====== Recorded data

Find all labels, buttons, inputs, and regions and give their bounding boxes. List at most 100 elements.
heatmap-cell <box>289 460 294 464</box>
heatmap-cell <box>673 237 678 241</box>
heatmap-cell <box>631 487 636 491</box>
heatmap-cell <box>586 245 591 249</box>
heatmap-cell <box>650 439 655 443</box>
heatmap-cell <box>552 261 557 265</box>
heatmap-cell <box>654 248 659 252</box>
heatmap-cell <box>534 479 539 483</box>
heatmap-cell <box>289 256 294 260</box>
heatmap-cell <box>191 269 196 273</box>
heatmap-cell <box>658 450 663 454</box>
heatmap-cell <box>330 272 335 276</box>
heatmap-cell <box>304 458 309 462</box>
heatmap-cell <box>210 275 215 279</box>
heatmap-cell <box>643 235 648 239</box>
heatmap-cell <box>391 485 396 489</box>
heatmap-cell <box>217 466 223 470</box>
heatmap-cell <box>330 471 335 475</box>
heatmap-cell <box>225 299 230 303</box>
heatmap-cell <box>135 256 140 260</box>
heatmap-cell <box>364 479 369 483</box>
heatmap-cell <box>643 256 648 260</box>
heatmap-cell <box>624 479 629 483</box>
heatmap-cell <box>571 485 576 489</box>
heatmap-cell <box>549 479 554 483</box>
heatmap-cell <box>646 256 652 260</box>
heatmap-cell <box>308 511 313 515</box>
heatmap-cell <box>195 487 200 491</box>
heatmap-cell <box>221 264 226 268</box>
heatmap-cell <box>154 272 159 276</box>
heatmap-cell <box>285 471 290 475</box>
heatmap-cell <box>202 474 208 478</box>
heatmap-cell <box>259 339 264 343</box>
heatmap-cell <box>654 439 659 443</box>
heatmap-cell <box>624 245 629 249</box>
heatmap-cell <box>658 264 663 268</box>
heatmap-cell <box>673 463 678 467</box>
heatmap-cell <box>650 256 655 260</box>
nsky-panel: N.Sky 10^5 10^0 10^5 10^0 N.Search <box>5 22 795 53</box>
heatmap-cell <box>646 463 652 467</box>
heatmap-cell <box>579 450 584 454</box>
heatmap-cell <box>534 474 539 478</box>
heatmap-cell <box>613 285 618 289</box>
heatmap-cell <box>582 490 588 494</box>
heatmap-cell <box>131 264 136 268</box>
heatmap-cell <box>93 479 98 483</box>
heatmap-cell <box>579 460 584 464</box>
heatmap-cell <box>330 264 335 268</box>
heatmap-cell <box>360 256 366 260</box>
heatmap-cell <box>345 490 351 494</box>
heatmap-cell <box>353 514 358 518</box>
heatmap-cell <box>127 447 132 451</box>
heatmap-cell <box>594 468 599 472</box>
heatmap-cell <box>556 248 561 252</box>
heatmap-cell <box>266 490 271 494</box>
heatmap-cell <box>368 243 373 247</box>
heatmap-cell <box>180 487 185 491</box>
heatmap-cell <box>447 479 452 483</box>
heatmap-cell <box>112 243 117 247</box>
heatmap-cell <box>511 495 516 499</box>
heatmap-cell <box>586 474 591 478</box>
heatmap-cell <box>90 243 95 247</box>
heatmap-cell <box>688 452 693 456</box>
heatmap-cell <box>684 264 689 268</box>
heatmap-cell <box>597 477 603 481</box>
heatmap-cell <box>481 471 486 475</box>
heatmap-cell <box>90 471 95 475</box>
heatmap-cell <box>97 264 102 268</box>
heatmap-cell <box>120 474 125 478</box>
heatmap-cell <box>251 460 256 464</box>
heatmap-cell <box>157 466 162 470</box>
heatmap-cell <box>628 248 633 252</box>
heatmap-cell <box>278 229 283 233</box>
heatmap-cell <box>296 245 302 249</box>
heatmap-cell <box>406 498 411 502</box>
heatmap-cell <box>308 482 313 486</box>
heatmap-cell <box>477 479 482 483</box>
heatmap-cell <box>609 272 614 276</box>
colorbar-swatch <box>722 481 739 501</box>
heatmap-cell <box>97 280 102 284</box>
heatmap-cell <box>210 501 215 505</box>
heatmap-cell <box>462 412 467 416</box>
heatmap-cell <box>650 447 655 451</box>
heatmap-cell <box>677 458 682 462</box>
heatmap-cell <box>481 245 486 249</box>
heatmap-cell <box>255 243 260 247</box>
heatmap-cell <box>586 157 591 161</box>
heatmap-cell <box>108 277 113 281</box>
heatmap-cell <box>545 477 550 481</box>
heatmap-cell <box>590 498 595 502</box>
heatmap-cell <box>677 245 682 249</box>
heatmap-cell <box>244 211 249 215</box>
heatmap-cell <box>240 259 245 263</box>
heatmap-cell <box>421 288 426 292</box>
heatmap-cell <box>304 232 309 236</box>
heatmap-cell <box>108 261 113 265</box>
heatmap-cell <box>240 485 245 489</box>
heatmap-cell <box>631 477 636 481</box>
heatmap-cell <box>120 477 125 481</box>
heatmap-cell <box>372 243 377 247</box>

============

• _Your instructions_
Rename "nsky-panel" to "chart-panel" across all the records above, and reproduce every line with nothing else altered.

• _Result for this exercise_
Find all labels, buttons, inputs, and regions and give their bounding boxes. List at most 100 elements.
heatmap-cell <box>289 460 294 464</box>
heatmap-cell <box>673 237 678 241</box>
heatmap-cell <box>631 487 636 491</box>
heatmap-cell <box>586 245 591 249</box>
heatmap-cell <box>650 439 655 443</box>
heatmap-cell <box>552 261 557 265</box>
heatmap-cell <box>654 248 659 252</box>
heatmap-cell <box>534 479 539 483</box>
heatmap-cell <box>289 256 294 260</box>
heatmap-cell <box>191 269 196 273</box>
heatmap-cell <box>658 450 663 454</box>
heatmap-cell <box>330 272 335 276</box>
heatmap-cell <box>304 458 309 462</box>
heatmap-cell <box>210 275 215 279</box>
heatmap-cell <box>643 235 648 239</box>
heatmap-cell <box>391 485 396 489</box>
heatmap-cell <box>217 466 223 470</box>
heatmap-cell <box>330 471 335 475</box>
heatmap-cell <box>225 299 230 303</box>
heatmap-cell <box>135 256 140 260</box>
heatmap-cell <box>364 479 369 483</box>
heatmap-cell <box>643 256 648 260</box>
heatmap-cell <box>624 479 629 483</box>
heatmap-cell <box>571 485 576 489</box>
heatmap-cell <box>549 479 554 483</box>
heatmap-cell <box>646 256 652 260</box>
heatmap-cell <box>308 511 313 515</box>
heatmap-cell <box>195 487 200 491</box>
heatmap-cell <box>221 264 226 268</box>
heatmap-cell <box>154 272 159 276</box>
heatmap-cell <box>285 471 290 475</box>
heatmap-cell <box>202 474 208 478</box>
heatmap-cell <box>259 339 264 343</box>
heatmap-cell <box>654 439 659 443</box>
heatmap-cell <box>624 245 629 249</box>
heatmap-cell <box>658 264 663 268</box>
heatmap-cell <box>673 463 678 467</box>
heatmap-cell <box>650 256 655 260</box>
chart-panel: N.Sky 10^5 10^0 10^5 10^0 N.Search <box>5 22 795 53</box>
heatmap-cell <box>646 463 652 467</box>
heatmap-cell <box>579 450 584 454</box>
heatmap-cell <box>534 474 539 478</box>
heatmap-cell <box>613 285 618 289</box>
heatmap-cell <box>582 490 588 494</box>
heatmap-cell <box>131 264 136 268</box>
heatmap-cell <box>93 479 98 483</box>
heatmap-cell <box>579 460 584 464</box>
heatmap-cell <box>330 264 335 268</box>
heatmap-cell <box>360 256 366 260</box>
heatmap-cell <box>345 490 351 494</box>
heatmap-cell <box>353 514 358 518</box>
heatmap-cell <box>127 447 132 451</box>
heatmap-cell <box>594 468 599 472</box>
heatmap-cell <box>556 248 561 252</box>
heatmap-cell <box>266 490 271 494</box>
heatmap-cell <box>368 243 373 247</box>
heatmap-cell <box>180 487 185 491</box>
heatmap-cell <box>447 479 452 483</box>
heatmap-cell <box>112 243 117 247</box>
heatmap-cell <box>511 495 516 499</box>
heatmap-cell <box>586 474 591 478</box>
heatmap-cell <box>90 243 95 247</box>
heatmap-cell <box>688 452 693 456</box>
heatmap-cell <box>684 264 689 268</box>
heatmap-cell <box>597 477 603 481</box>
heatmap-cell <box>481 471 486 475</box>
heatmap-cell <box>90 471 95 475</box>
heatmap-cell <box>97 264 102 268</box>
heatmap-cell <box>120 474 125 478</box>
heatmap-cell <box>251 460 256 464</box>
heatmap-cell <box>157 466 162 470</box>
heatmap-cell <box>628 248 633 252</box>
heatmap-cell <box>278 229 283 233</box>
heatmap-cell <box>296 245 302 249</box>
heatmap-cell <box>406 498 411 502</box>
heatmap-cell <box>308 482 313 486</box>
heatmap-cell <box>477 479 482 483</box>
heatmap-cell <box>609 272 614 276</box>
colorbar-swatch <box>722 481 739 501</box>
heatmap-cell <box>97 280 102 284</box>
heatmap-cell <box>210 501 215 505</box>
heatmap-cell <box>462 412 467 416</box>
heatmap-cell <box>650 447 655 451</box>
heatmap-cell <box>677 458 682 462</box>
heatmap-cell <box>481 245 486 249</box>
heatmap-cell <box>255 243 260 247</box>
heatmap-cell <box>586 157 591 161</box>
heatmap-cell <box>108 277 113 281</box>
heatmap-cell <box>545 477 550 481</box>
heatmap-cell <box>590 498 595 502</box>
heatmap-cell <box>677 245 682 249</box>
heatmap-cell <box>244 211 249 215</box>
heatmap-cell <box>240 259 245 263</box>
heatmap-cell <box>421 288 426 292</box>
heatmap-cell <box>304 232 309 236</box>
heatmap-cell <box>108 261 113 265</box>
heatmap-cell <box>240 485 245 489</box>
heatmap-cell <box>631 477 636 481</box>
heatmap-cell <box>120 477 125 481</box>
heatmap-cell <box>372 243 377 247</box>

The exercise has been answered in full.